Estratto del testo.
- - -

La nomina di Beatrice Venezi a “direttrice musicale” del Teatro La Fenice di Venezia apre un conflitto tra metodo, politica e legittimità culturale

Mio nonno l’avrebbe saputo fare meglio. Non la bacchetta — la nomina. Avrebbe guardato il palcoscenico come si guarda un campo prima del raccolto: si controlla la direzione del vento, si parla con chi lo attraversa ogni giorno, si ascolta il rumore delle mani che accordano gli strumenti. Poi si decide. Invece qui, alla Fenice, la decisione è arrivata dall’alto e l’ha spaccato in due: un teatro che conosce il fuoco dovrebbe saper misurare le scintille.

- - -

Dati forniti.

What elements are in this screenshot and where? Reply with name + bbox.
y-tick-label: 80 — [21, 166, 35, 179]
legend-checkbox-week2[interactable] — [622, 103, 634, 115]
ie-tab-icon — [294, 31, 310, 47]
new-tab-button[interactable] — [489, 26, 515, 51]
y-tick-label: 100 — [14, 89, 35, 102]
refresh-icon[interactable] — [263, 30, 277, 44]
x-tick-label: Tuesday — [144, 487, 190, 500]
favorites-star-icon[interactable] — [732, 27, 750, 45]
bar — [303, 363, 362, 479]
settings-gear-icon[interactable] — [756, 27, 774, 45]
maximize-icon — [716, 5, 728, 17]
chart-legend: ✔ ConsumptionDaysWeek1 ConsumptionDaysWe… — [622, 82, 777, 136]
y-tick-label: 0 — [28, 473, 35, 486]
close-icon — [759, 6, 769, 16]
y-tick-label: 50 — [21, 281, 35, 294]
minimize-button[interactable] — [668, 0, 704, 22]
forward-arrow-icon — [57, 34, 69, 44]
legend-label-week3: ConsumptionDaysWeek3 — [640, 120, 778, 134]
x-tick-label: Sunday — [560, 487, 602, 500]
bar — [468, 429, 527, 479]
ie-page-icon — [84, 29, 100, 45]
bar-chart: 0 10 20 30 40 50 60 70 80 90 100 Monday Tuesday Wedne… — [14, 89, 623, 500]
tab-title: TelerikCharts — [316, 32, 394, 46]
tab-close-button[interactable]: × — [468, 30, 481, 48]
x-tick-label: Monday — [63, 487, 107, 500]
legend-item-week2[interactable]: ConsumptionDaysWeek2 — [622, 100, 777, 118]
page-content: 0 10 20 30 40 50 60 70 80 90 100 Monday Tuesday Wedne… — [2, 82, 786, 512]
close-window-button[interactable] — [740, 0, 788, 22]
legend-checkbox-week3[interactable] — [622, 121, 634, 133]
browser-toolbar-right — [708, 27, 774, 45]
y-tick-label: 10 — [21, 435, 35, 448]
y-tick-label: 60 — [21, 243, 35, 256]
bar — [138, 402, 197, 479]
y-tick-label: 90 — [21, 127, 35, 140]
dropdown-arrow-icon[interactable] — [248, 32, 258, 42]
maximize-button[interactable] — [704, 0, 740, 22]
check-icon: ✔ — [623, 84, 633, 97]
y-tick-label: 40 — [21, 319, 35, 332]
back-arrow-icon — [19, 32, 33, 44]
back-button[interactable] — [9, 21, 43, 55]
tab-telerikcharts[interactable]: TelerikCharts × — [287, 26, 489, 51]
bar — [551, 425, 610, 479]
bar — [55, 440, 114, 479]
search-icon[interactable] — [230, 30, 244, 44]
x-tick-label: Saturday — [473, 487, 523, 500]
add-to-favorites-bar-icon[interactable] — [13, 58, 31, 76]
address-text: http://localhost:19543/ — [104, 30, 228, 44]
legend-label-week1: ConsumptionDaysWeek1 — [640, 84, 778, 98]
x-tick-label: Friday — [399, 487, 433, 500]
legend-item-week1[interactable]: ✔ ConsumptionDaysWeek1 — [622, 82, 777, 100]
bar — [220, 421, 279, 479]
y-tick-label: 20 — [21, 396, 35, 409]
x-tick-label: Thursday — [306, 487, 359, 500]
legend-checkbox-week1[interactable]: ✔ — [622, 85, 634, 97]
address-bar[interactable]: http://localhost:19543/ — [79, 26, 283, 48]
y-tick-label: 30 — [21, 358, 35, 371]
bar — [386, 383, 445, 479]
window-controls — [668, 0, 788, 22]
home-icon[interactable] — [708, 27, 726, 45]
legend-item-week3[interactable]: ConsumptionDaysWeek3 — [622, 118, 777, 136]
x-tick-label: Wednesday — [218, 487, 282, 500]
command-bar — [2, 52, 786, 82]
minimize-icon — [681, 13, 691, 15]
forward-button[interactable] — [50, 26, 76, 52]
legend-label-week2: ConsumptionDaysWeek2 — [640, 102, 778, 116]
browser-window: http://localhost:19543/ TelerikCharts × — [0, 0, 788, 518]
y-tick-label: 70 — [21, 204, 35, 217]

- - -

Compito assegnato 1.
Indica se le affermazioni (a), (b) e (c) concordano con l'estratto sulla nomina alla Fenice. Per ciascuna rispondi sì o no e cita le parole dell'estratto che lo decidono.
(a) La nomina riguarda il ruolo di "direttrice musicale" del Teatro La Fenice di Venezia.
(b) Secondo l'estratto, il nonno avrebbe saputo usare la bacchetta meglio di lei.
(c) Alla Fenice la decisione è stata presa dopo aver ascoltato chi attraversa il palcoscenico ogni giorno.
Compito assegnato 2. Riproduci fedelmente il passo dell'estratto da "Mio nonno l’avrebbe" a "misurare le scintille.".
Le voci costituiscono materiale separato e indipendente dall'estratto.

Risposta completa 1.
(a) Sì: «La nomina di Beatrice Venezi a “direttrice musicale” del Teatro La Fenice di Venezia».
(b) No: «Non la bacchetta — la nomina.»
(c) No: «la decisione è arrivata dall’alto».

Risposta completa 2.
Mio nonno l’avrebbe saputo fare meglio. Non la bacchetta — la nomina. Avrebbe guardato il palcoscenico come si guarda un campo prima del raccolto: si controlla la direzione del vento, si parla con chi lo attraversa ogni giorno, si ascolta il rumore delle mani che accordano gli strumenti. Poi si decide. Invece qui, alla Fenice, la decisione è arrivata dall’alto e l’ha spaccato in due: un teatro che conosce il fuoco dovrebbe saper misurare le scintille.